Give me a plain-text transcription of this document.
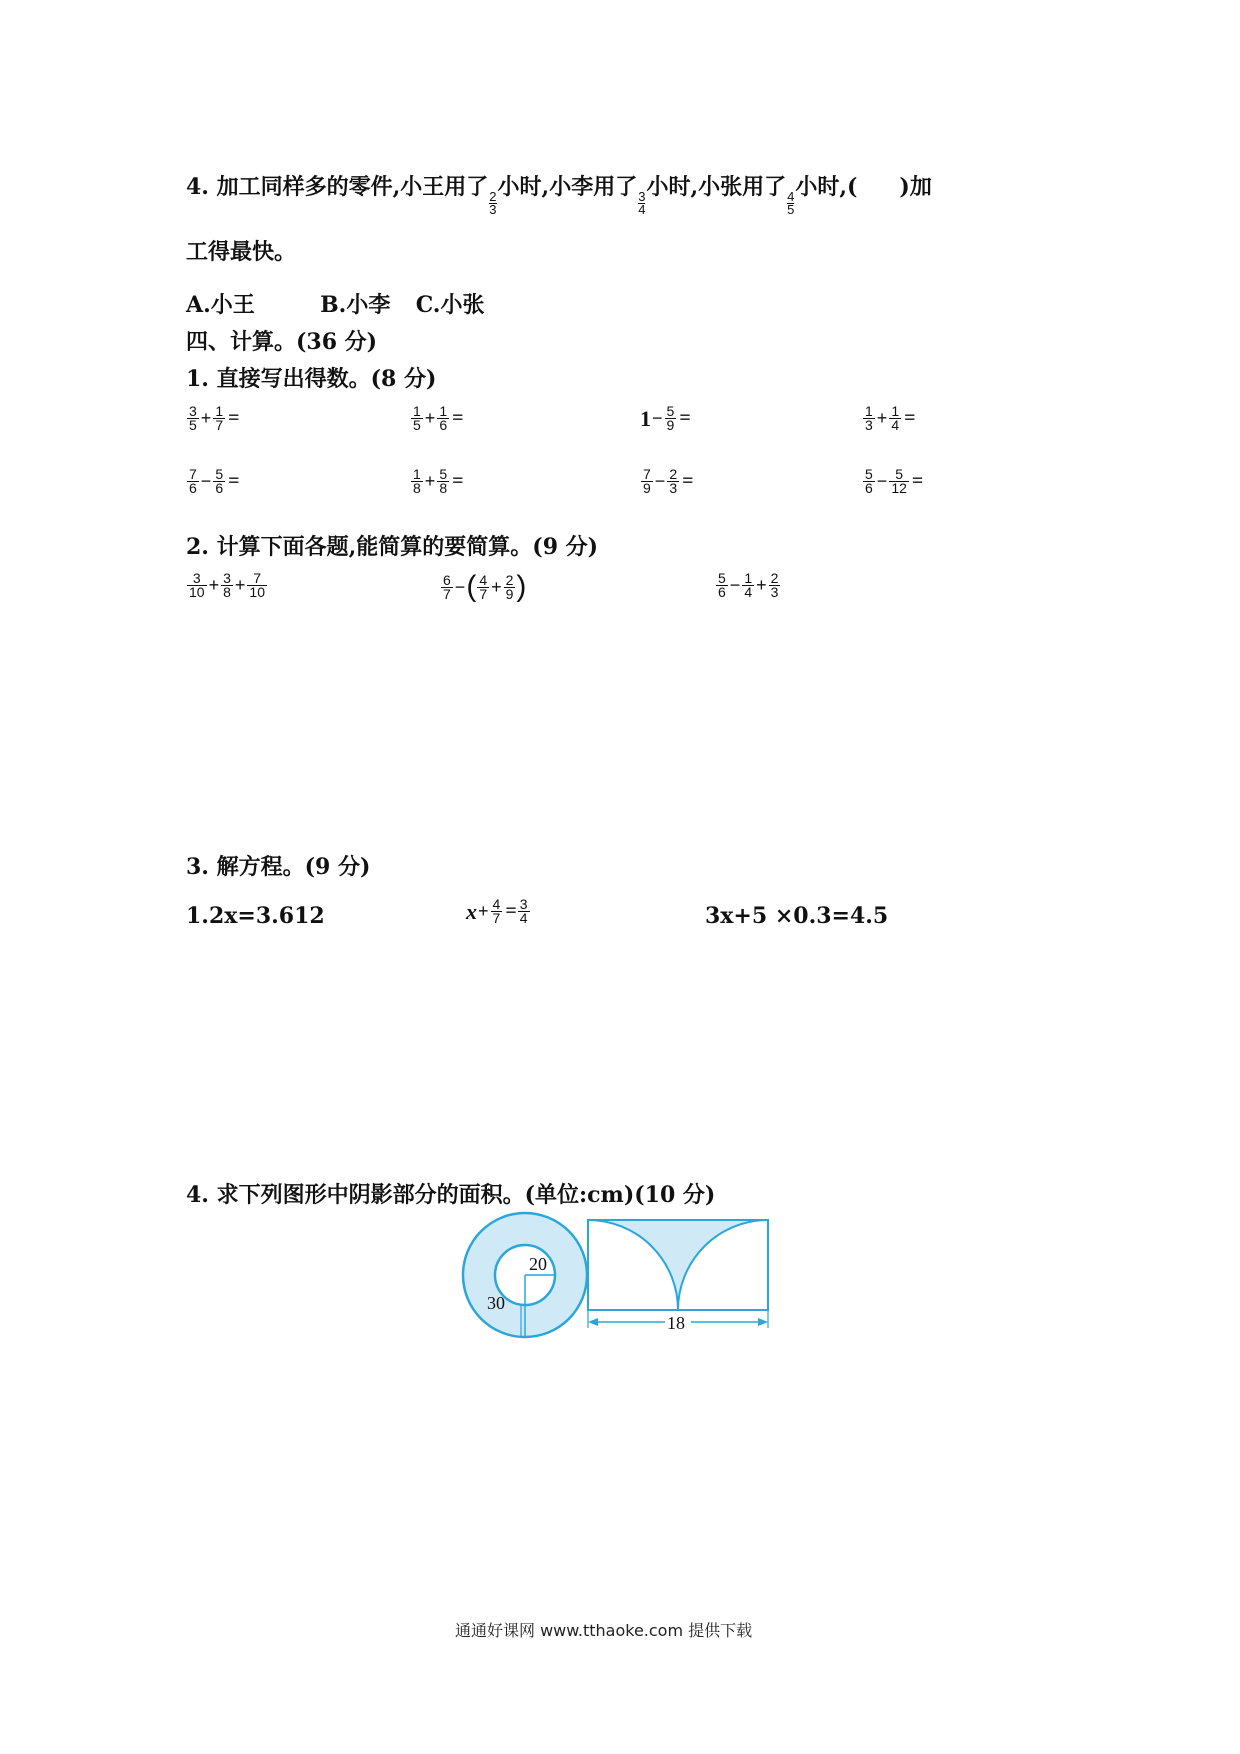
4. 加工同样多的零件,小王用了
$\frac{2}{3}$
小时,小李用了
$\frac{3}{4}$
小时,小张用了
$\frac{4}{5}$
小时,( )加
工得最快。
A.小王	B.小李 C.小张
四、计算。(36 分)
1. 直接写出得数。(8 分)
$\frac{3}{5} + \frac{1}{7}$ =	$\frac{1}{5} + \frac{1}{6}$ =	$1 - \frac{5}{9}$ =	$\frac{1}{3} + \frac{1}{4}$ =
$\frac{7}{6} - \frac{5}{6}$ =	$\frac{1}{8} + \frac{5}{8}$ =	$\frac{7}{9} - \frac{2}{3}$ =	$\frac{5}{6} - \frac{5}{12}$ =
2. 计算下面各题,能简算的要简算。(9 分)
$\frac{3}{10} + \frac{3}{8} + \frac{7}{10}$	$\frac{6}{7}$ − ( $\frac{4}{7} + \frac{2}{9}$ )	$\frac{5}{6} - \frac{1}{4} + \frac{2}{3}$
3. 解方程。(9 分)
1.2x=3.612	$x + \frac{4}{7} = \frac{3}{4}$	3x+5 ×0.3=4.5
4. 求下列图形中阴影部分的面积。(单位:cm)(10 分)
20
30
18
通通好课网 www.tthaoke.com 提供下载
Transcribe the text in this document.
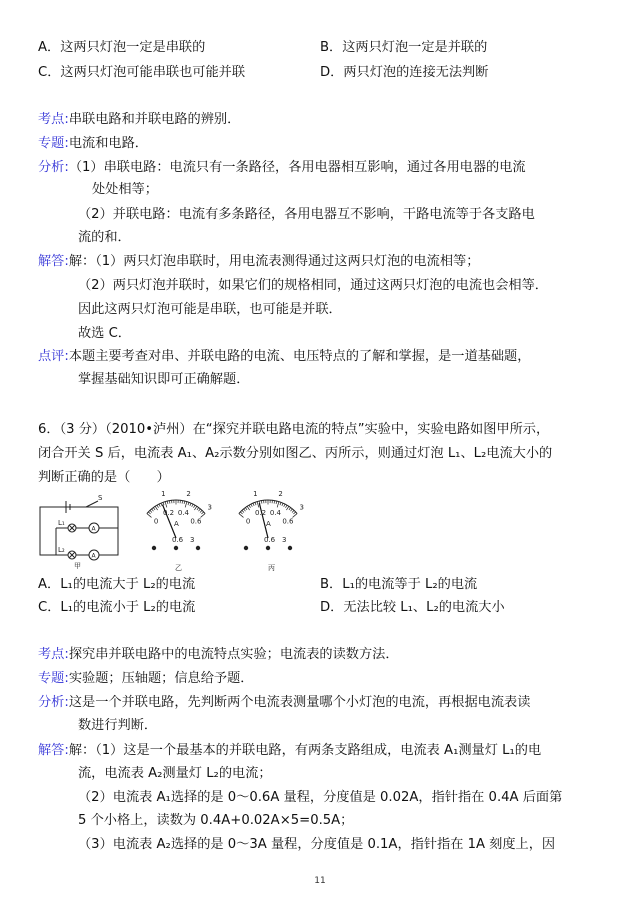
A．这两只灯泡一定是串联的	B．这两只灯泡一定是并联的
C．这两只灯泡可能串联也可能并联	D．两只灯泡的连接无法判断
考点:串联电路和并联电路的辨别．
专题:电流和电路．
分析:（1）串联电路：电流只有一条路径，各用电器相互影响，通过各用电器的电流
处处相等；
（2）并联电路：电流有多条路径，各用电器互不影响，干路电流等于各支路电
流的和．
解答:解：（1）两只灯泡串联时，用电流表测得通过这两只灯泡的电流相等；
（2）两只灯泡并联时，如果它们的规格相同，通过这两只灯泡的电流也会相等．
因此这两只灯泡可能是串联，也可能是并联．
故选 C．
点评:本题主要考查对串、并联电路的电流、电压特点的了解和掌握，是一道基础题，
掌握基础知识即可正确解题．
6．（3 分）（2010•泸州）在“探究并联电路电流的特点”实验中，实验电路如图甲所示，
闭合开关 S 后，电流表 A₁、A₂示数分别如图乙、丙所示，则通过灯泡 L₁、L₂电流大小的
判断正确的是（　　）
S
L₁
L₂
A
A
甲
0
0.2 0.4
0.6
1	2
3
A
0.6 3
乙
0
0.2 0.4
0.6
1	2
3
A
0.6 3
丙
A．L₁的电流大于 L₂的电流	B．L₁的电流等于 L₂的电流
C．L₁的电流小于 L₂的电流	D．无法比较 L₁、L₂的电流大小
考点:探究串并联电路中的电流特点实验；电流表的读数方法．
专题:实验题；压轴题；信息给予题．
分析:这是一个并联电路，先判断两个电流表测量哪个小灯泡的电流，再根据电流表读
数进行判断．
解答:解：（1）这是一个最基本的并联电路，有两条支路组成，电流表 A₁测量灯 L₁的电
流，电流表 A₂测量灯 L₂的电流；
（2）电流表 A₁选择的是 0～0.6A 量程，分度值是 0.02A，指针指在 0.4A 后面第
5 个小格上，读数为 0.4A+0.02A×5=0.5A；
（3）电流表 A₂选择的是 0～3A 量程，分度值是 0.1A，指针指在 1A 刻度上，因
11
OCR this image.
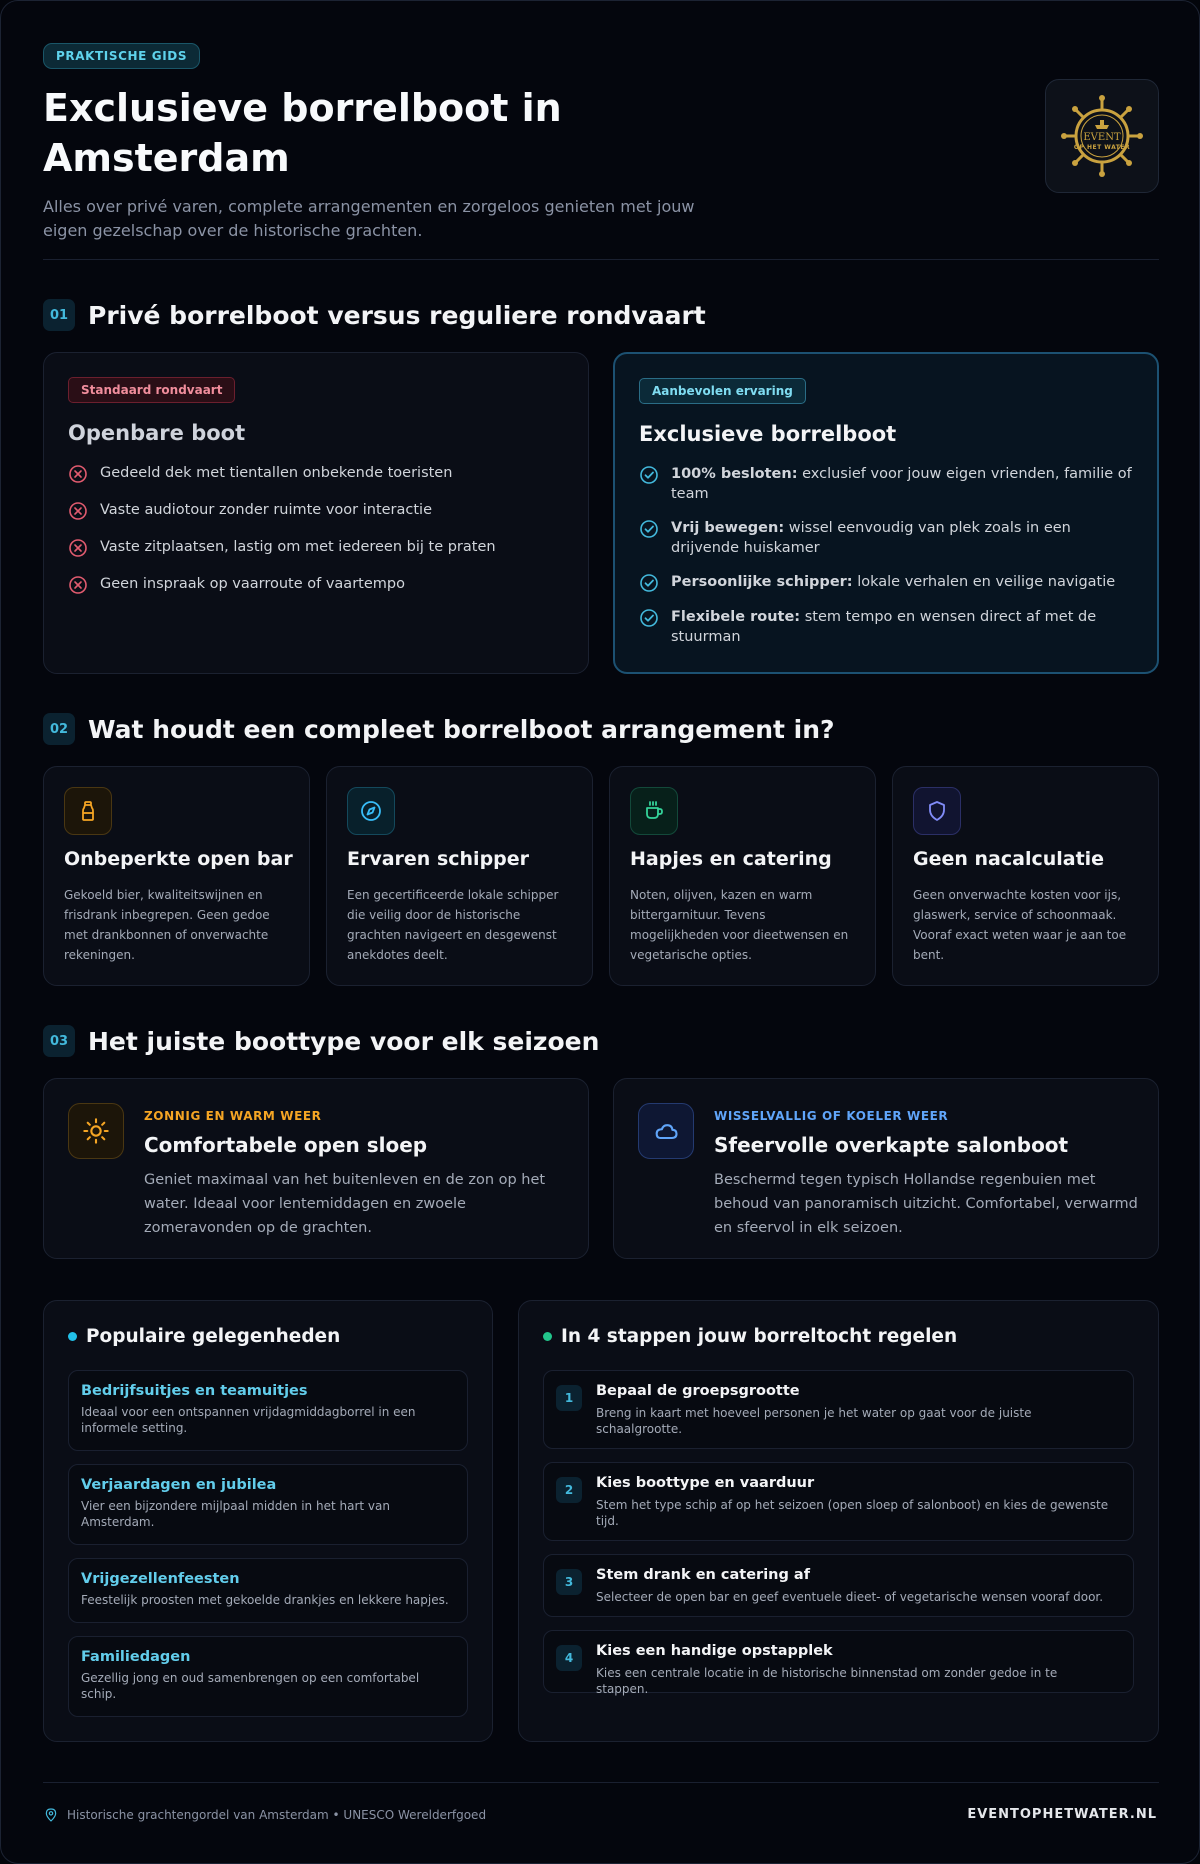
PRAKTISCHE GIDS
Exclusieve borrelboot in Amsterdam

Alles over privé varen, complete arrangementen en zorgeloos genieten met jouw eigen gezelschap over de historische grachten.

EVENT
OP HET WATER
01 Privé borrelboot versus reguliere rondvaart
Standaard rondvaart
Openbare boot
Gedeeld dek met tientallen onbekende toeristen
Vaste audiotour zonder ruimte voor interactie
Vaste zitplaatsen, lastig om met iedereen bij te praten
Geen inspraak op vaarroute of vaartempo
Aanbevolen ervaring
Exclusieve borrelboot
100% besloten: exclusief voor jouw eigen vrienden, familie of team
Vrij bewegen: wissel eenvoudig van plek zoals in een drijvende huiskamer
Persoonlijke schipper: lokale verhalen en veilige navigatie
Flexibele route: stem tempo en wensen direct af met de stuurman
02 Wat houdt een compleet borrelboot arrangement in?
Onbeperkte open bar
Gekoeld bier, kwaliteitswijnen en frisdrank inbegrepen. Geen gedoe met drankbonnen of onverwachte rekeningen.
Ervaren schipper
Een gecertificeerde lokale schipper die veilig door de historische grachten navigeert en desgewenst anekdotes deelt.
Hapjes en catering
Noten, olijven, kazen en warm bittergarnituur. Tevens mogelijkheden voor dieetwensen en vegetarische opties.
Geen nacalculatie
Geen onverwachte kosten voor ijs, glaswerk, service of schoonmaak. Vooraf exact weten waar je aan toe bent.
03 Het juiste boottype voor elk seizoen
ZONNIG EN WARM WEER
Comfortabele open sloep
Geniet maximaal van het buitenleven en de zon op het water. Ideaal voor lentemiddagen en zwoele zomeravonden op de grachten.
WISSELVALLIG OF KOELER WEER
Sfeervolle overkapte salonboot
Beschermd tegen typisch Hollandse regenbuien met behoud van panoramisch uitzicht. Comfortabel, verwarmd en sfeervol in elk seizoen.
Populaire gelegenheden
Bedrijfsuitjes en teamuitjes
Ideaal voor een ontspannen vrijdagmiddagborrel in een informele setting.
Verjaardagen en jubilea
Vier een bijzondere mijlpaal midden in het hart van Amsterdam.
Vrijgezellenfeesten
Feestelijk proosten met gekoelde drankjes en lekkere hapjes.
Familiedagen
Gezellig jong en oud samenbrengen op een comfortabel schip.
In 4 stappen jouw borreltocht regelen
1	Bepaal de groepsgrootte
Breng in kaart met hoeveel personen je het water op gaat voor de juiste schaalgrootte.
2	Kies boottype en vaarduur
Stem het type schip af op het seizoen (open sloep of salonboot) en kies de gewenste tijd.
3	Stem drank en catering af
Selecteer de open bar en geef eventuele dieet- of vegetarische wensen vooraf door.
4	Kies een handige opstapplek
Kies een centrale locatie in de historische binnenstad om zonder gedoe in te stappen.
Historische grachtengordel van Amsterdam • UNESCO Werelderfgoed	EVENTOPHETWATER.NL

WRITTEN TASK:
What is the number of lines above that contain "指针指在"? Answer with that number only.

SOLVED PROBLEM:
2